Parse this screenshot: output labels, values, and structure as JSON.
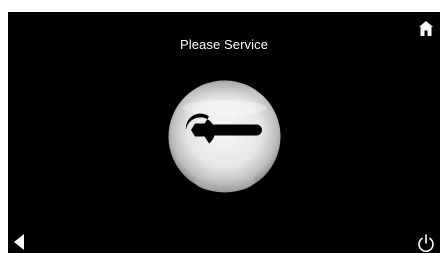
{
  "screen": {
    "title": "Please Service",
    "background_color": "#000000",
    "text_color": "#ffffff"
  },
  "icons": {
    "home": "home-icon",
    "back": "back-arrow-icon",
    "power": "power-icon",
    "service": "wrench-icon"
  }
}
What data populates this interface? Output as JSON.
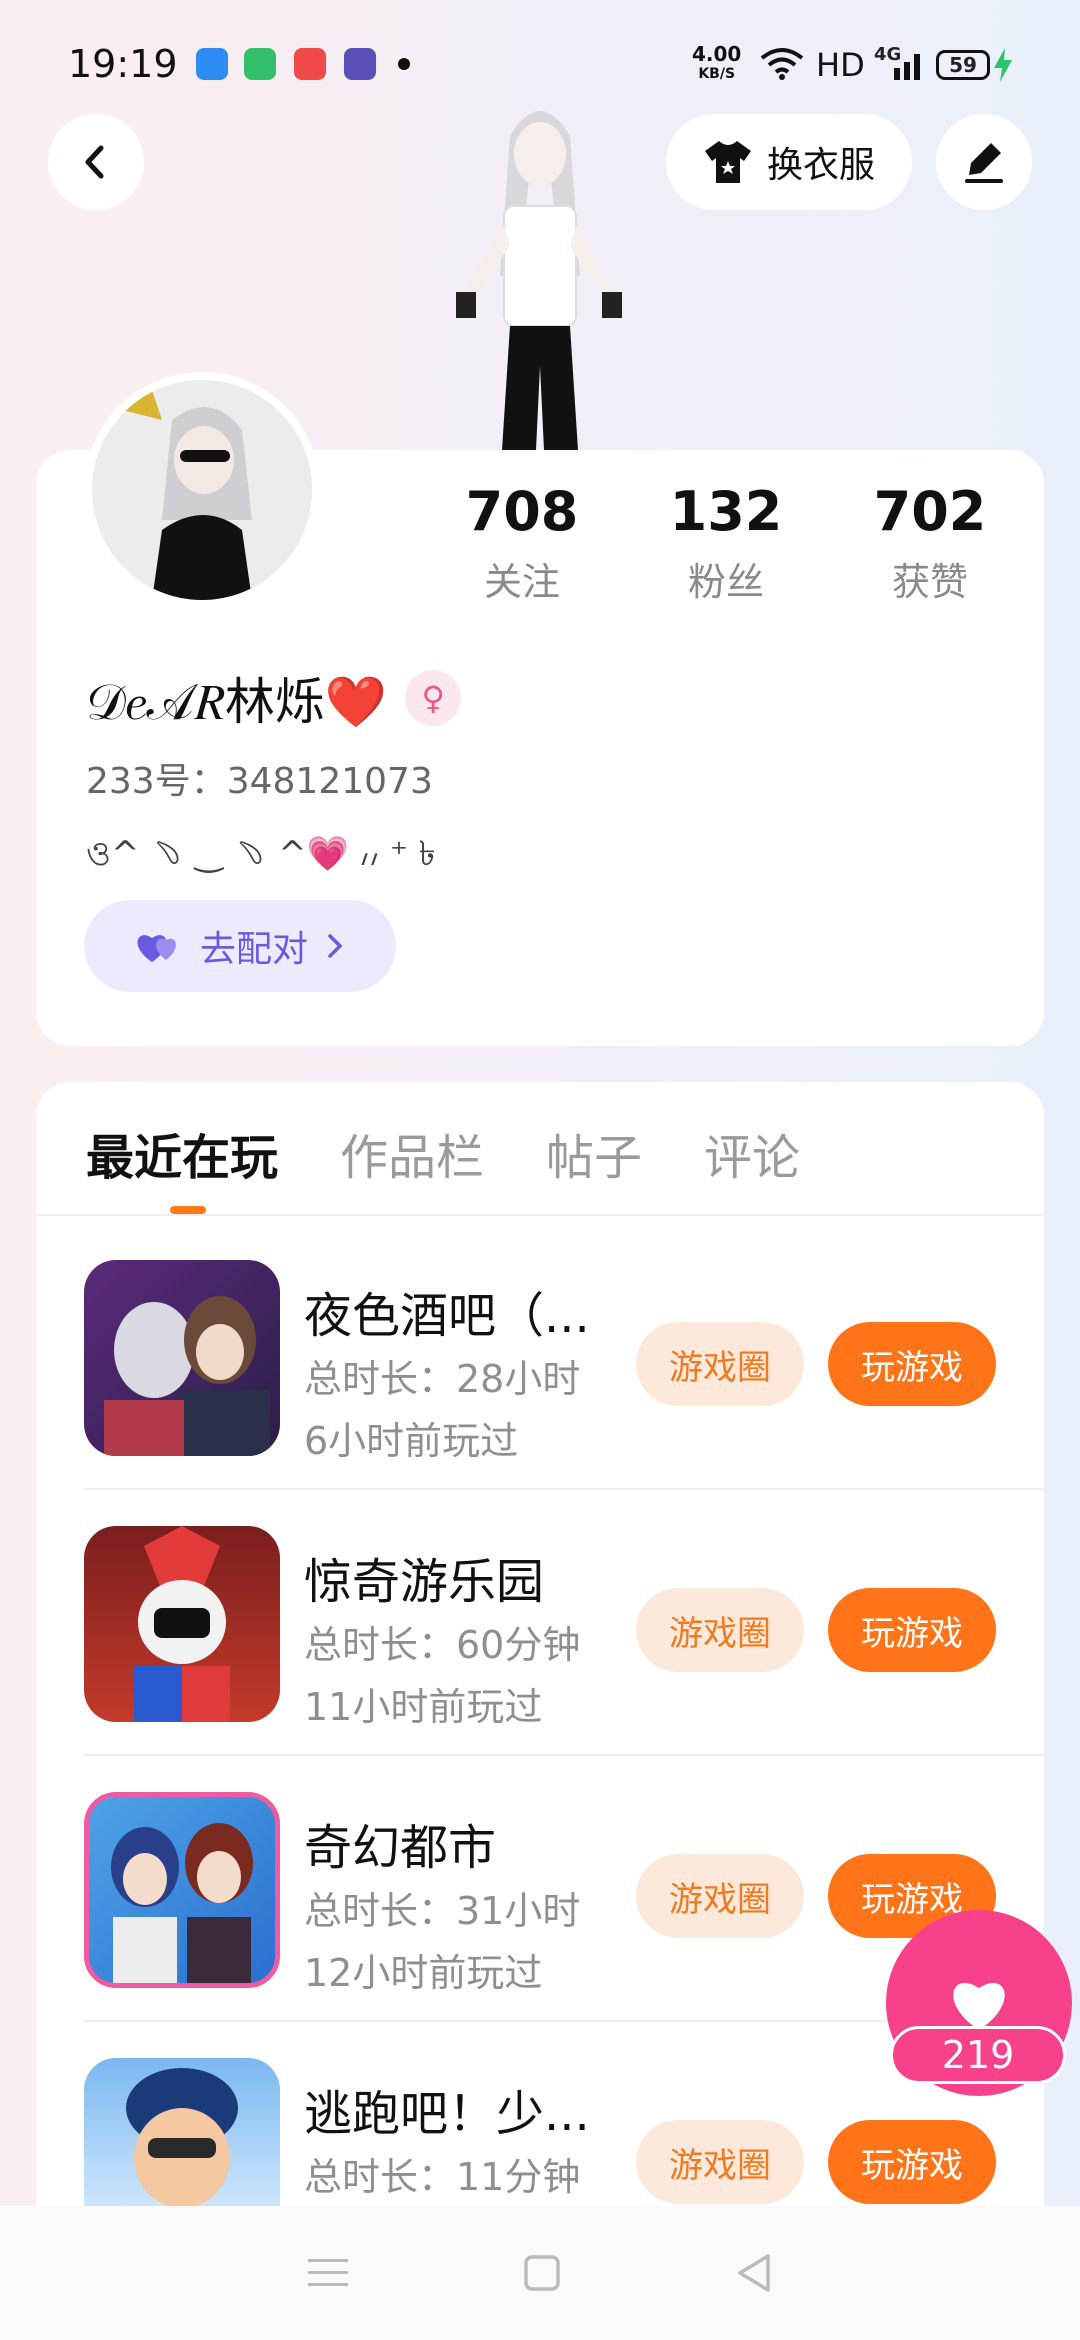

^^^^^^^^^^^^^^^^

WHAT IS EXPECTED
Omit the pictures, and quote the material above exactly as given.

OUTPUT BELOW
Parse this screenshot: output labels, values, and structure as JSON.
{
  "screen": {
    "title": "Please Service",
    "background_color": "#000000",
    "text_color": "#ffffff"
  },
  "icons": {
    "home": "home-icon",
    "back": "back-arrow-icon",
    "power": "power-icon",
    "service": "wrench-icon"
  }
}
What data populates this interface? Output as JSON.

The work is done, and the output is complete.